WHAT TO WORK ON -> Your answer must consist solely of the number of lines that contain the word "ΣΥΝΘΕΣΗ".

TASK INPUT ->
····················

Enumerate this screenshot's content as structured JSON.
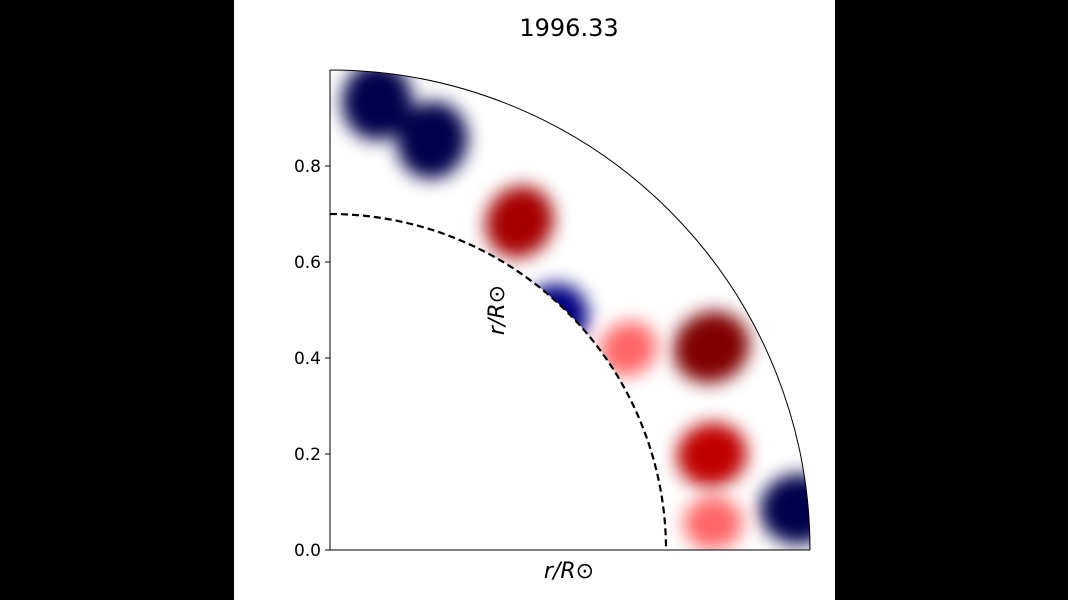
{
  "chart_data": {
    "type": "heatmap",
    "title": "1996.33",
    "xlabel": "r/R⊙",
    "ylabel": "r/R⊙",
    "xlim": [
      0,
      1.0
    ],
    "ylim": [
      0,
      1.0
    ],
    "yticks": [
      0.0,
      0.2,
      0.4,
      0.6,
      0.8
    ],
    "ytick_labels": [
      "0.0",
      "0.2",
      "0.4",
      "0.6",
      "0.8"
    ],
    "outer_radius": 1.0,
    "inner_boundary_radius": 0.7,
    "inner_boundary_style": "dashed",
    "colormap": "seismic",
    "colors": {
      "negative_extreme": "#00004c",
      "negative": "#0000ff",
      "zero": "#ffffff",
      "positive": "#ff0000",
      "positive_extreme": "#800000"
    },
    "features": [
      {
        "r": 0.88,
        "theta_deg": 76,
        "value": -1.0
      },
      {
        "r": 0.94,
        "theta_deg": 84,
        "value": -1.0
      },
      {
        "r": 0.79,
        "theta_deg": 60,
        "value": 0.85
      },
      {
        "r": 0.67,
        "theta_deg": 46,
        "value": -0.85
      },
      {
        "r": 0.9,
        "theta_deg": 28,
        "value": 1.0
      },
      {
        "r": 0.82,
        "theta_deg": 14,
        "value": 0.75
      },
      {
        "r": 0.98,
        "theta_deg": 5,
        "value": -1.0
      },
      {
        "r": 0.8,
        "theta_deg": 4,
        "value": 0.3
      },
      {
        "r": 0.75,
        "theta_deg": 34,
        "value": 0.3
      }
    ]
  }
}
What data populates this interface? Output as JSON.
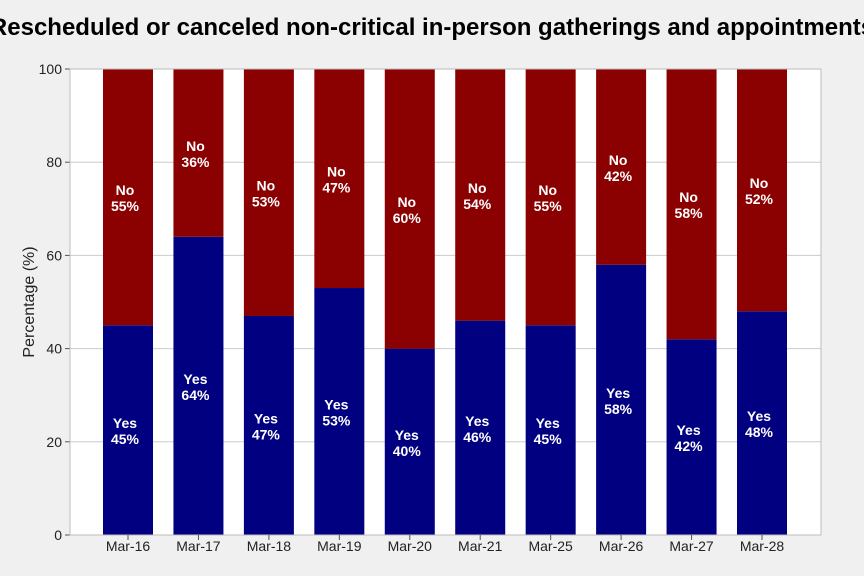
{
  "chart_data": {
    "type": "bar",
    "stacked": true,
    "title": "Rescheduled or canceled non-critical in-person gatherings and appointments",
    "xlabel": "",
    "ylabel": "Percentage (%)",
    "ylim": [
      0,
      100
    ],
    "yticks": [
      0,
      20,
      40,
      60,
      80,
      100
    ],
    "grid": "horizontal",
    "categories": [
      "Mar-16",
      "Mar-17",
      "Mar-18",
      "Mar-19",
      "Mar-20",
      "Mar-21",
      "Mar-25",
      "Mar-26",
      "Mar-27",
      "Mar-28"
    ],
    "series": [
      {
        "name": "Yes",
        "color": "#000080",
        "values": [
          45,
          64,
          47,
          53,
          40,
          46,
          45,
          58,
          42,
          48
        ]
      },
      {
        "name": "No",
        "color": "#8b0000",
        "values": [
          55,
          36,
          53,
          47,
          60,
          54,
          55,
          42,
          58,
          52
        ]
      }
    ]
  }
}
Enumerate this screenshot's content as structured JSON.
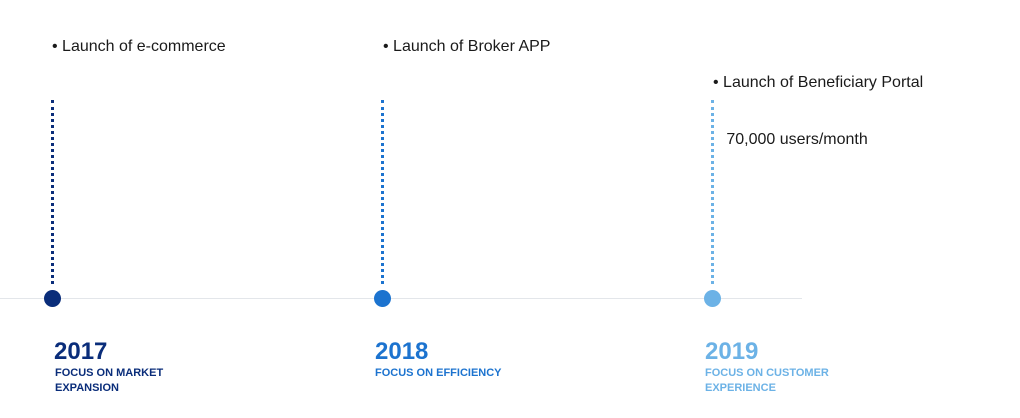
{
  "milestones": [
    {
      "year": "2017",
      "focus": "FOCUS ON MARKET EXPANSION",
      "bullets": [
        "•   Launch of e-commerce"
      ],
      "color": "#0a2d7a"
    },
    {
      "year": "2018",
      "focus": "FOCUS ON EFFICIENCY",
      "bullets": [
        "• Launch of Broker APP"
      ],
      "color": "#1c73cf"
    },
    {
      "year": "2019",
      "focus": "FOCUS ON CUSTOMER EXPERIENCE",
      "bullets": [
        "• Launch of Beneficiary Portal",
        "   70,000 users/month"
      ],
      "color": "#6cb2e6"
    }
  ]
}
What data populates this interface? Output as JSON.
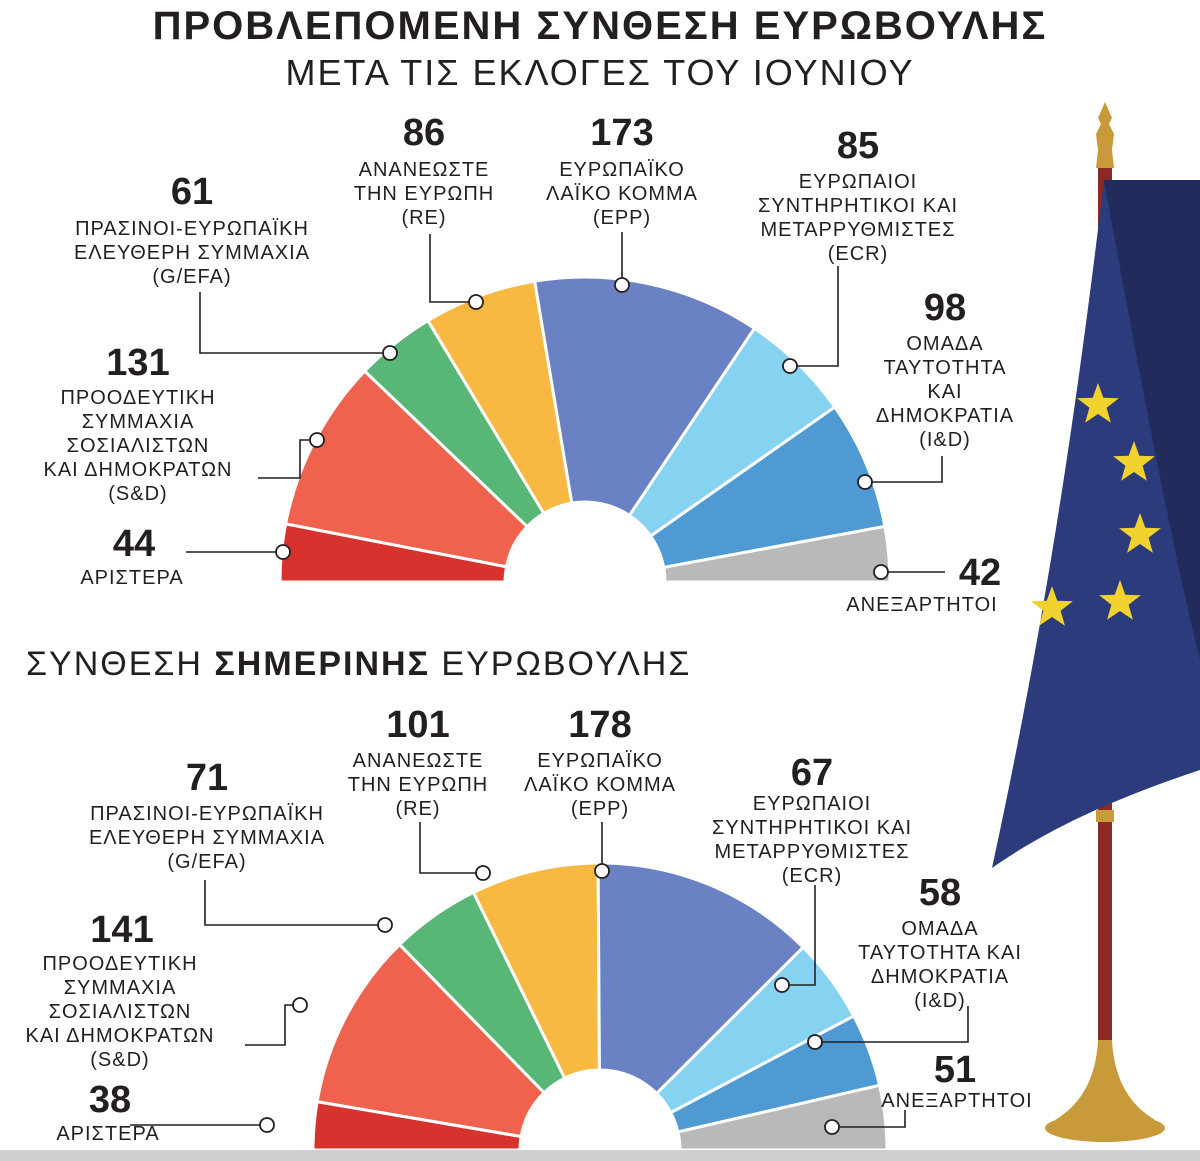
{
  "title": "ΠΡΟΒΛΕΠΟΜΕΝΗ ΣΥΝΘΕΣΗ ΕΥΡΩΒΟΥΛΗΣ",
  "subtitle": "ΜΕΤΑ ΤΙΣ ΕΚΛΟΓΕΣ ΤΟΥ ΙΟΥΝΙΟΥ",
  "section2": {
    "part1": "ΣΥΝΘΕΣΗ ",
    "bold": "ΣΗΜΕΡΙΝΗΣ",
    "part2": " ΕΥΡΩΒΟΥΛΗΣ"
  },
  "colors": {
    "left": "#d7322d",
    "sd": "#ef634e",
    "greens": "#58b677",
    "renew": "#f8b942",
    "epp": "#6a82c4",
    "ecr": "#86d3f1",
    "id": "#4f9ad3",
    "ni": "#b9b9b9",
    "flag": "#2c3b7c",
    "star": "#f2d22f",
    "pole": "#8a2a22",
    "gold": "#c99a3a"
  },
  "chart_data": [
    {
      "type": "pie",
      "shape": "half-donut",
      "categories": [
        "ΑΡΙΣΤΕΡΑ",
        "S&D",
        "G/EFA",
        "RE",
        "EPP",
        "ECR",
        "I&D",
        "ΑΝΕΞΑΡΤΗΤΟΙ"
      ],
      "values": [
        44,
        131,
        61,
        86,
        173,
        85,
        98,
        42
      ],
      "labels": [
        {
          "value": "44",
          "lines": [
            "ΑΡΙΣΤΕΡΑ"
          ]
        },
        {
          "value": "131",
          "lines": [
            "ΠΡΟΟΔΕΥΤΙΚΗ",
            "ΣΥΜΜΑΧΙΑ",
            "ΣΟΣΙΑΛΙΣΤΩΝ",
            "ΚΑΙ ΔΗΜΟΚΡΑΤΩΝ",
            "(S&D)"
          ]
        },
        {
          "value": "61",
          "lines": [
            "ΠΡΑΣΙΝΟΙ-ΕΥΡΩΠΑΪΚΗ",
            "ΕΛΕΥΘΕΡΗ ΣΥΜΜΑΧΙΑ",
            "(G/EFA)"
          ]
        },
        {
          "value": "86",
          "lines": [
            "ΑΝΑΝΕΩΣΤΕ",
            "ΤΗΝ ΕΥΡΩΠΗ",
            "(RE)"
          ]
        },
        {
          "value": "173",
          "lines": [
            "ΕΥΡΩΠΑΪΚΟ",
            "ΛΑΪΚΟ ΚΟΜΜΑ",
            "(EPP)"
          ]
        },
        {
          "value": "85",
          "lines": [
            "ΕΥΡΩΠΑΙΟΙ",
            "ΣΥΝΤΗΡΗΤΙΚΟΙ ΚΑΙ",
            "ΜΕΤΑΡΡΥΘΜΙΣΤΕΣ",
            "(ECR)"
          ]
        },
        {
          "value": "98",
          "lines": [
            "ΟΜΑΔΑ",
            "ΤΑΥΤΟΤΗΤΑ",
            "ΚΑΙ",
            "ΔΗΜΟΚΡΑΤΙΑ",
            "(I&D)"
          ]
        },
        {
          "value": "42",
          "lines": [
            "ΑΝΕΞΑΡΤΗΤΟΙ"
          ]
        }
      ]
    },
    {
      "type": "pie",
      "shape": "half-donut",
      "categories": [
        "ΑΡΙΣΤΕΡΑ",
        "S&D",
        "G/EFA",
        "RE",
        "EPP",
        "ECR",
        "I&D",
        "ΑΝΕΞΑΡΤΗΤΟΙ"
      ],
      "values": [
        38,
        141,
        71,
        101,
        178,
        67,
        58,
        51
      ],
      "labels": [
        {
          "value": "38",
          "lines": [
            "ΑΡΙΣΤΕΡΑ"
          ]
        },
        {
          "value": "141",
          "lines": [
            "ΠΡΟΟΔΕΥΤΙΚΗ",
            "ΣΥΜΜΑΧΙΑ",
            "ΣΟΣΙΑΛΙΣΤΩΝ",
            "ΚΑΙ ΔΗΜΟΚΡΑΤΩΝ",
            "(S&D)"
          ]
        },
        {
          "value": "71",
          "lines": [
            "ΠΡΑΣΙΝΟΙ-ΕΥΡΩΠΑΪΚΗ",
            "ΕΛΕΥΘΕΡΗ ΣΥΜΜΑΧΙΑ",
            "(G/EFA)"
          ]
        },
        {
          "value": "101",
          "lines": [
            "ΑΝΑΝΕΩΣΤΕ",
            "ΤΗΝ ΕΥΡΩΠΗ",
            "(RE)"
          ]
        },
        {
          "value": "178",
          "lines": [
            "ΕΥΡΩΠΑΪΚΟ",
            "ΛΑΪΚΟ ΚΟΜΜΑ",
            "(EPP)"
          ]
        },
        {
          "value": "67",
          "lines": [
            "ΕΥΡΩΠΑΙΟΙ",
            "ΣΥΝΤΗΡΗΤΙΚΟΙ ΚΑΙ",
            "ΜΕΤΑΡΡΥΘΜΙΣΤΕΣ",
            "(ECR)"
          ]
        },
        {
          "value": "58",
          "lines": [
            "ΟΜΑΔΑ",
            "ΤΑΥΤΟΤΗΤΑ ΚΑΙ",
            "ΔΗΜΟΚΡΑΤΙΑ",
            "(I&D)"
          ]
        },
        {
          "value": "51",
          "lines": [
            "ΑΝΕΞΑΡΤΗΤΟΙ"
          ]
        }
      ]
    }
  ]
}
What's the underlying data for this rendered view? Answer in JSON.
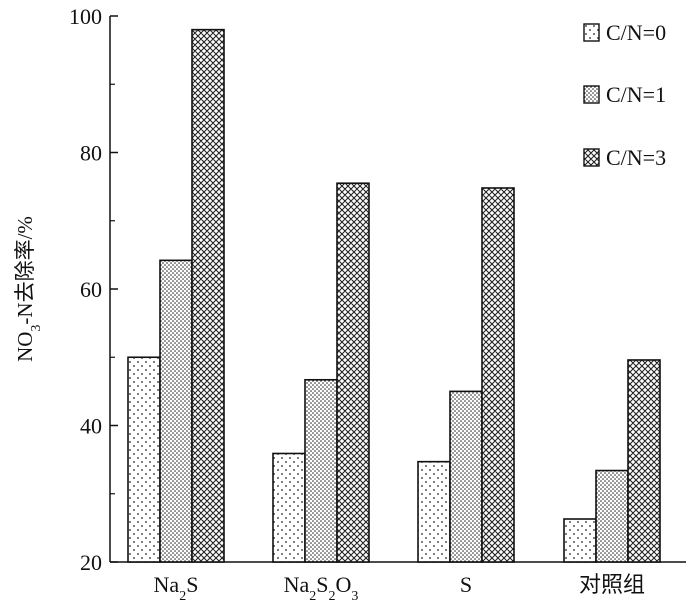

····················

RESULT BELOW -> 2